<<<<
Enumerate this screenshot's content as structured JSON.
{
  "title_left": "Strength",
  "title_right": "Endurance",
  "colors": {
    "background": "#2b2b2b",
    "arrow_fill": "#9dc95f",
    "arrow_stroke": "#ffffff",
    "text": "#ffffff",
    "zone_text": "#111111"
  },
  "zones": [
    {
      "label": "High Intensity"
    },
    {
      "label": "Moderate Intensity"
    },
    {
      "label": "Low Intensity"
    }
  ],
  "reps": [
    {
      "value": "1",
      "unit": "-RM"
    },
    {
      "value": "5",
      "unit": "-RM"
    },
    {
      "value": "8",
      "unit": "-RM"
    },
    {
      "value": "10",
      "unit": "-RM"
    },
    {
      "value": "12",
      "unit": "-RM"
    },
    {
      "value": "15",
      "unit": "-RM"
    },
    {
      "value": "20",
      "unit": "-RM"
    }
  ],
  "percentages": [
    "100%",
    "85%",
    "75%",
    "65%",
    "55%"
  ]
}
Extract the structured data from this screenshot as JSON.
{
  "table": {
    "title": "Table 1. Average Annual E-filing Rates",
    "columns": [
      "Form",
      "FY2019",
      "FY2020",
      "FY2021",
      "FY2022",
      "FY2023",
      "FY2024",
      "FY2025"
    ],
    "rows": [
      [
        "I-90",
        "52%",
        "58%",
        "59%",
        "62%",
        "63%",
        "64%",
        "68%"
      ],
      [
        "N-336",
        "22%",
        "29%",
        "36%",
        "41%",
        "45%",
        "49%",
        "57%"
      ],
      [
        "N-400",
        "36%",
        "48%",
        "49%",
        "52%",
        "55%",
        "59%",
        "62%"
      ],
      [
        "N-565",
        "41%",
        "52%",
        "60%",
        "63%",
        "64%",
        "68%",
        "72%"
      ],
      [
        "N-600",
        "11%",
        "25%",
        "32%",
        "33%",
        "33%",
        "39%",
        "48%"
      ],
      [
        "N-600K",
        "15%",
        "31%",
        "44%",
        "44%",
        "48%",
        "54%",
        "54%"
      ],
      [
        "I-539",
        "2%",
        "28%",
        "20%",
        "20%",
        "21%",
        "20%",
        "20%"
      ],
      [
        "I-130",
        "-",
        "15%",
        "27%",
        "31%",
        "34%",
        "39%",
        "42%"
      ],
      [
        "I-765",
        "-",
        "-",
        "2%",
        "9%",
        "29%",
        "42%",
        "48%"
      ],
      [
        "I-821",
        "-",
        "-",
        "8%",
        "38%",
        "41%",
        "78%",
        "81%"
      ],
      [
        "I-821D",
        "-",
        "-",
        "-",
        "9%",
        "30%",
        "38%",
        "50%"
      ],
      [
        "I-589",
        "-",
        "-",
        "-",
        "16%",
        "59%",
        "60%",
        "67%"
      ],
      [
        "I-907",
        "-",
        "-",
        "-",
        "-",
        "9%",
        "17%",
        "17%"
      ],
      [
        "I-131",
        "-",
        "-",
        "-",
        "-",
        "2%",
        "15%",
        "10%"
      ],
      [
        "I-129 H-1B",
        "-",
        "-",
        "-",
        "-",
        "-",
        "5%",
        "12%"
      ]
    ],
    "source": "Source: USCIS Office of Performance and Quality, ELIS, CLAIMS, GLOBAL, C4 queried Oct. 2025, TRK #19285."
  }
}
>>>>
### Exercise aim
Write out all the lines again, exactly as they are.

### Written solution
Enumerate this screenshot's content as structured JSON.
{
  "title_left": "Strength",
  "title_right": "Endurance",
  "colors": {
    "background": "#2b2b2b",
    "arrow_fill": "#9dc95f",
    "arrow_stroke": "#ffffff",
    "text": "#ffffff",
    "zone_text": "#111111"
  },
  "zones": [
    {
      "label": "High Intensity"
    },
    {
      "label": "Moderate Intensity"
    },
    {
      "label": "Low Intensity"
    }
  ],
  "reps": [
    {
      "value": "1",
      "unit": "-RM"
    },
    {
      "value": "5",
      "unit": "-RM"
    },
    {
      "value": "8",
      "unit": "-RM"
    },
    {
      "value": "10",
      "unit": "-RM"
    },
    {
      "value": "12",
      "unit": "-RM"
    },
    {
      "value": "15",
      "unit": "-RM"
    },
    {
      "value": "20",
      "unit": "-RM"
    }
  ],
  "percentages": [
    "100%",
    "85%",
    "75%",
    "65%",
    "55%"
  ]
}
Extract the structured data from this screenshot as JSON.
{
  "table": {
    "title": "Table 1. Average Annual E-filing Rates",
    "columns": [
      "Form",
      "FY2019",
      "FY2020",
      "FY2021",
      "FY2022",
      "FY2023",
      "FY2024",
      "FY2025"
    ],
    "rows": [
      [
        "I-90",
        "52%",
        "58%",
        "59%",
        "62%",
        "63%",
        "64%",
        "68%"
      ],
      [
        "N-336",
        "22%",
        "29%",
        "36%",
        "41%",
        "45%",
        "49%",
        "57%"
      ],
      [
        "N-400",
        "36%",
        "48%",
        "49%",
        "52%",
        "55%",
        "59%",
        "62%"
      ],
      [
        "N-565",
        "41%",
        "52%",
        "60%",
        "63%",
        "64%",
        "68%",
        "72%"
      ],
      [
        "N-600",
        "11%",
        "25%",
        "32%",
        "33%",
        "33%",
        "39%",
        "48%"
      ],
      [
        "N-600K",
        "15%",
        "31%",
        "44%",
        "44%",
        "48%",
        "54%",
        "54%"
      ],
      [
        "I-539",
        "2%",
        "28%",
        "20%",
        "20%",
        "21%",
        "20%",
        "20%"
      ],
      [
        "I-130",
        "-",
        "15%",
        "27%",
        "31%",
        "34%",
        "39%",
        "42%"
      ],
      [
        "I-765",
        "-",
        "-",
        "2%",
        "9%",
        "29%",
        "42%",
        "48%"
      ],
      [
        "I-821",
        "-",
        "-",
        "8%",
        "38%",
        "41%",
        "78%",
        "81%"
      ],
      [
        "I-821D",
        "-",
        "-",
        "-",
        "9%",
        "30%",
        "38%",
        "50%"
      ],
      [
        "I-589",
        "-",
        "-",
        "-",
        "16%",
        "59%",
        "60%",
        "67%"
      ],
      [
        "I-907",
        "-",
        "-",
        "-",
        "-",
        "9%",
        "17%",
        "17%"
      ],
      [
        "I-131",
        "-",
        "-",
        "-",
        "-",
        "2%",
        "15%",
        "10%"
      ],
      [
        "I-129 H-1B",
        "-",
        "-",
        "-",
        "-",
        "-",
        "5%",
        "12%"
      ]
    ],
    "source": "Source: USCIS Office of Performance and Quality, ELIS, CLAIMS, GLOBAL, C4 queried Oct. 2025, TRK #19285."
  }
}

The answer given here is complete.